* _TASK OBJECTIVE_
Every line of the records below should be restated exactly.

─── GIVEN RECORDS

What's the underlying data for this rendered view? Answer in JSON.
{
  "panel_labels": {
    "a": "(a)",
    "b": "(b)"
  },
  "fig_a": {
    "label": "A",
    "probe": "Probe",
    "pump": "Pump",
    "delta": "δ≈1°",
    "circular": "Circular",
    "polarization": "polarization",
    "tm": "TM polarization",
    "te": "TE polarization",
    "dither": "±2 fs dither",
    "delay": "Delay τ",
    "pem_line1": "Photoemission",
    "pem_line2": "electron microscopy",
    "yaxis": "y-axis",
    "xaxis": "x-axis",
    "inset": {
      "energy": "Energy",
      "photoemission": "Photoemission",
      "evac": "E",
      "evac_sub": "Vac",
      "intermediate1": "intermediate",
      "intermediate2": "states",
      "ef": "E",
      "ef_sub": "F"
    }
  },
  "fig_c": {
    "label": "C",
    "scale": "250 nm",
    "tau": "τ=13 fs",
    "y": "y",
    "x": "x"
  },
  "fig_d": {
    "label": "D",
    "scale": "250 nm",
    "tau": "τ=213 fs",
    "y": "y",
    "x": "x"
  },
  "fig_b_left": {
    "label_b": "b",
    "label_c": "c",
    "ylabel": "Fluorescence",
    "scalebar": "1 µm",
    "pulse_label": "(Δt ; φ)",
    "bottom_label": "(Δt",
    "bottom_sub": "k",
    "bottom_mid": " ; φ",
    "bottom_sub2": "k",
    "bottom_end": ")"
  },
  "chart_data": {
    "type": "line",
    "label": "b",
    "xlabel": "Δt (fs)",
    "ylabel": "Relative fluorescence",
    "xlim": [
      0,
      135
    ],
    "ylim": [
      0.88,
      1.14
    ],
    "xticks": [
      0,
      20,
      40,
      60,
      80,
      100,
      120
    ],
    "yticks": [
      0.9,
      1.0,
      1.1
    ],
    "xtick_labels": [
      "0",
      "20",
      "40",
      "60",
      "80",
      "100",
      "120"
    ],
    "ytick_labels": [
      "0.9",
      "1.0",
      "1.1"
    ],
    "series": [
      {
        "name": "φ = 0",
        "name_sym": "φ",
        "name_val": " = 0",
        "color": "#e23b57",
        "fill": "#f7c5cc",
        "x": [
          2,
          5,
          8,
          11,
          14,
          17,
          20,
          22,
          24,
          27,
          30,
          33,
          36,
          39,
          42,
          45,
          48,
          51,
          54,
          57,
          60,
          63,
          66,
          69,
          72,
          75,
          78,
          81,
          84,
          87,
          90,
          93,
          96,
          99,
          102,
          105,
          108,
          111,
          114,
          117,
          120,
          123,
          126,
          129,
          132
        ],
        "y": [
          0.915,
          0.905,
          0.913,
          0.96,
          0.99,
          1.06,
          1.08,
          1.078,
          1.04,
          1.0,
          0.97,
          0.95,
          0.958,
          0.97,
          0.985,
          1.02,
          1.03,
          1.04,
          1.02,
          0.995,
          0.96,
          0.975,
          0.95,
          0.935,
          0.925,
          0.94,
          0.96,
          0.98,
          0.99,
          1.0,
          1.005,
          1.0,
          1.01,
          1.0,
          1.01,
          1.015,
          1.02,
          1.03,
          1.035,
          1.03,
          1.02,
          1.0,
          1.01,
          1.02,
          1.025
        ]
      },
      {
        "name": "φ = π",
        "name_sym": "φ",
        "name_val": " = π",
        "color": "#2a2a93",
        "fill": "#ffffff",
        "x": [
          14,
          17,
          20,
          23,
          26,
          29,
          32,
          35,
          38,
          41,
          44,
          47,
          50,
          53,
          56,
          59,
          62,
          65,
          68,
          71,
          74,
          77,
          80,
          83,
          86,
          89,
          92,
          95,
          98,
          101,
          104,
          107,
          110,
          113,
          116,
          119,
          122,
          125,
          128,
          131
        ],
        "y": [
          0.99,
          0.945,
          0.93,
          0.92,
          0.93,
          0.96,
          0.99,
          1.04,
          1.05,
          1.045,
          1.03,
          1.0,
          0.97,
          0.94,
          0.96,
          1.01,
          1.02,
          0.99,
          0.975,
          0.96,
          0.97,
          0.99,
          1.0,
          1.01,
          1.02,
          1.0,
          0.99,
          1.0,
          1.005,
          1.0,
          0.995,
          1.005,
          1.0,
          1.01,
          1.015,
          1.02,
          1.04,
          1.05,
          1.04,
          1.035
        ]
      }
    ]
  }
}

──────

* _EXERCISE RESPONSE_
What's the underlying data for this rendered view? Answer in JSON.
{
  "panel_labels": {
    "a": "(a)",
    "b": "(b)"
  },
  "fig_a": {
    "label": "A",
    "probe": "Probe",
    "pump": "Pump",
    "delta": "δ≈1°",
    "circular": "Circular",
    "polarization": "polarization",
    "tm": "TM polarization",
    "te": "TE polarization",
    "dither": "±2 fs dither",
    "delay": "Delay τ",
    "pem_line1": "Photoemission",
    "pem_line2": "electron microscopy",
    "yaxis": "y-axis",
    "xaxis": "x-axis",
    "inset": {
      "energy": "Energy",
      "photoemission": "Photoemission",
      "evac": "E",
      "evac_sub": "Vac",
      "intermediate1": "intermediate",
      "intermediate2": "states",
      "ef": "E",
      "ef_sub": "F"
    }
  },
  "fig_c": {
    "label": "C",
    "scale": "250 nm",
    "tau": "τ=13 fs",
    "y": "y",
    "x": "x"
  },
  "fig_d": {
    "label": "D",
    "scale": "250 nm",
    "tau": "τ=213 fs",
    "y": "y",
    "x": "x"
  },
  "fig_b_left": {
    "label_b": "b",
    "label_c": "c",
    "ylabel": "Fluorescence",
    "scalebar": "1 µm",
    "pulse_label": "(Δt ; φ)",
    "bottom_label": "(Δt",
    "bottom_sub": "k",
    "bottom_mid": " ; φ",
    "bottom_sub2": "k",
    "bottom_end": ")"
  },
  "chart_data": {
    "type": "line",
    "label": "b",
    "xlabel": "Δt (fs)",
    "ylabel": "Relative fluorescence",
    "xlim": [
      0,
      135
    ],
    "ylim": [
      0.88,
      1.14
    ],
    "xticks": [
      0,
      20,
      40,
      60,
      80,
      100,
      120
    ],
    "yticks": [
      0.9,
      1.0,
      1.1
    ],
    "xtick_labels": [
      "0",
      "20",
      "40",
      "60",
      "80",
      "100",
      "120"
    ],
    "ytick_labels": [
      "0.9",
      "1.0",
      "1.1"
    ],
    "series": [
      {
        "name": "φ = 0",
        "name_sym": "φ",
        "name_val": " = 0",
        "color": "#e23b57",
        "fill": "#f7c5cc",
        "x": [
          2,
          5,
          8,
          11,
          14,
          17,
          20,
          22,
          24,
          27,
          30,
          33,
          36,
          39,
          42,
          45,
          48,
          51,
          54,
          57,
          60,
          63,
          66,
          69,
          72,
          75,
          78,
          81,
          84,
          87,
          90,
          93,
          96,
          99,
          102,
          105,
          108,
          111,
          114,
          117,
          120,
          123,
          126,
          129,
          132
        ],
        "y": [
          0.915,
          0.905,
          0.913,
          0.96,
          0.99,
          1.06,
          1.08,
          1.078,
          1.04,
          1.0,
          0.97,
          0.95,
          0.958,
          0.97,
          0.985,
          1.02,
          1.03,
          1.04,
          1.02,
          0.995,
          0.96,
          0.975,
          0.95,
          0.935,
          0.925,
          0.94,
          0.96,
          0.98,
          0.99,
          1.0,
          1.005,
          1.0,
          1.01,
          1.0,
          1.01,
          1.015,
          1.02,
          1.03,
          1.035,
          1.03,
          1.02,
          1.0,
          1.01,
          1.02,
          1.025
        ]
      },
      {
        "name": "φ = π",
        "name_sym": "φ",
        "name_val": " = π",
        "color": "#2a2a93",
        "fill": "#ffffff",
        "x": [
          14,
          17,
          20,
          23,
          26,
          29,
          32,
          35,
          38,
          41,
          44,
          47,
          50,
          53,
          56,
          59,
          62,
          65,
          68,
          71,
          74,
          77,
          80,
          83,
          86,
          89,
          92,
          95,
          98,
          101,
          104,
          107,
          110,
          113,
          116,
          119,
          122,
          125,
          128,
          131
        ],
        "y": [
          0.99,
          0.945,
          0.93,
          0.92,
          0.93,
          0.96,
          0.99,
          1.04,
          1.05,
          1.045,
          1.03,
          1.0,
          0.97,
          0.94,
          0.96,
          1.01,
          1.02,
          0.99,
          0.975,
          0.96,
          0.97,
          0.99,
          1.0,
          1.01,
          1.02,
          1.0,
          0.99,
          1.0,
          1.005,
          1.0,
          0.995,
          1.005,
          1.0,
          1.01,
          1.015,
          1.02,
          1.04,
          1.05,
          1.04,
          1.035
        ]
      }
    ]
  }
}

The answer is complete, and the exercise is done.